[BEGIN]
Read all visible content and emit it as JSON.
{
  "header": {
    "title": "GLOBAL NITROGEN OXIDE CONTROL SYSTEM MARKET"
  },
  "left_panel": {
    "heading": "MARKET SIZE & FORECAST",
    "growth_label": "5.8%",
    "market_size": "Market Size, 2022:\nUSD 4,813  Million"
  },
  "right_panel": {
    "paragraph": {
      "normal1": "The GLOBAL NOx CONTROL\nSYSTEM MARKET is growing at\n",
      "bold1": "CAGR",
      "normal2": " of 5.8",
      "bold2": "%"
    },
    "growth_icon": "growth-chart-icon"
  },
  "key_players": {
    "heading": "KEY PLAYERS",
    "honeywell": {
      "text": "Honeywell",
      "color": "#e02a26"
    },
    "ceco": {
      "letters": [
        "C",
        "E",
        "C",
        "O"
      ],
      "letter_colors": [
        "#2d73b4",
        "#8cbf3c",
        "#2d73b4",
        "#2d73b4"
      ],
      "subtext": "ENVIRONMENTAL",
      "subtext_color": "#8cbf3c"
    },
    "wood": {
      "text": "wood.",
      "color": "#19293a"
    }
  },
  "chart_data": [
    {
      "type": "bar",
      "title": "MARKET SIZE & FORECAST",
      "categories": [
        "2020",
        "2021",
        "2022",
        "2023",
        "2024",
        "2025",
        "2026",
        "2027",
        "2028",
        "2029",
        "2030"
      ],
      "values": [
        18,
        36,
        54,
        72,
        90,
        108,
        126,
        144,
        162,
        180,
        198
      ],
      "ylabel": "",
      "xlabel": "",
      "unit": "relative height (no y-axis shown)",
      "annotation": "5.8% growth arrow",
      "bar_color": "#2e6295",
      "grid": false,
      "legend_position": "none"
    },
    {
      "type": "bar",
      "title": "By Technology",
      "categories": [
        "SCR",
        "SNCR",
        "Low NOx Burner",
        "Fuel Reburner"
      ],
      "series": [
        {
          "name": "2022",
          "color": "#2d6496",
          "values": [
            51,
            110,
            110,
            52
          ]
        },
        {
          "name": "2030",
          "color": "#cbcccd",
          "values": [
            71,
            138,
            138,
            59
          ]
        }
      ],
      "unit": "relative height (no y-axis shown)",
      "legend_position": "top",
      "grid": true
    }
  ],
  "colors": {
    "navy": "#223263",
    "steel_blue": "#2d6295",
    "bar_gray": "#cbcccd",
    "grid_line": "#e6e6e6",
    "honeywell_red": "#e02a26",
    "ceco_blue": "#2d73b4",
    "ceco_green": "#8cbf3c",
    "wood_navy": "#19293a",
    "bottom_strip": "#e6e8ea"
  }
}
[END]
:: PROBLEM DESCRIPTION ::
Give the listing above again, word for word.

:: EXERCISE RESPONSE ::
Read all visible content and emit it as JSON.
{
  "header": {
    "title": "GLOBAL NITROGEN OXIDE CONTROL SYSTEM MARKET"
  },
  "left_panel": {
    "heading": "MARKET SIZE & FORECAST",
    "growth_label": "5.8%",
    "market_size": "Market Size, 2022:\nUSD 4,813  Million"
  },
  "right_panel": {
    "paragraph": {
      "normal1": "The GLOBAL NOx CONTROL\nSYSTEM MARKET is growing at\n",
      "bold1": "CAGR",
      "normal2": " of 5.8",
      "bold2": "%"
    },
    "growth_icon": "growth-chart-icon"
  },
  "key_players": {
    "heading": "KEY PLAYERS",
    "honeywell": {
      "text": "Honeywell",
      "color": "#e02a26"
    },
    "ceco": {
      "letters": [
        "C",
        "E",
        "C",
        "O"
      ],
      "letter_colors": [
        "#2d73b4",
        "#8cbf3c",
        "#2d73b4",
        "#2d73b4"
      ],
      "subtext": "ENVIRONMENTAL",
      "subtext_color": "#8cbf3c"
    },
    "wood": {
      "text": "wood.",
      "color": "#19293a"
    }
  },
  "chart_data": [
    {
      "type": "bar",
      "title": "MARKET SIZE & FORECAST",
      "categories": [
        "2020",
        "2021",
        "2022",
        "2023",
        "2024",
        "2025",
        "2026",
        "2027",
        "2028",
        "2029",
        "2030"
      ],
      "values": [
        18,
        36,
        54,
        72,
        90,
        108,
        126,
        144,
        162,
        180,
        198
      ],
      "ylabel": "",
      "xlabel": "",
      "unit": "relative height (no y-axis shown)",
      "annotation": "5.8% growth arrow",
      "bar_color": "#2e6295",
      "grid": false,
      "legend_position": "none"
    },
    {
      "type": "bar",
      "title": "By Technology",
      "categories": [
        "SCR",
        "SNCR",
        "Low NOx Burner",
        "Fuel Reburner"
      ],
      "series": [
        {
          "name": "2022",
          "color": "#2d6496",
          "values": [
            51,
            110,
            110,
            52
          ]
        },
        {
          "name": "2030",
          "color": "#cbcccd",
          "values": [
            71,
            138,
            138,
            59
          ]
        }
      ],
      "unit": "relative height (no y-axis shown)",
      "legend_position": "top",
      "grid": true
    }
  ],
  "colors": {
    "navy": "#223263",
    "steel_blue": "#2d6295",
    "bar_gray": "#cbcccd",
    "grid_line": "#e6e6e6",
    "honeywell_red": "#e02a26",
    "ceco_blue": "#2d73b4",
    "ceco_green": "#8cbf3c",
    "wood_navy": "#19293a",
    "bottom_strip": "#e6e8ea"
  }
}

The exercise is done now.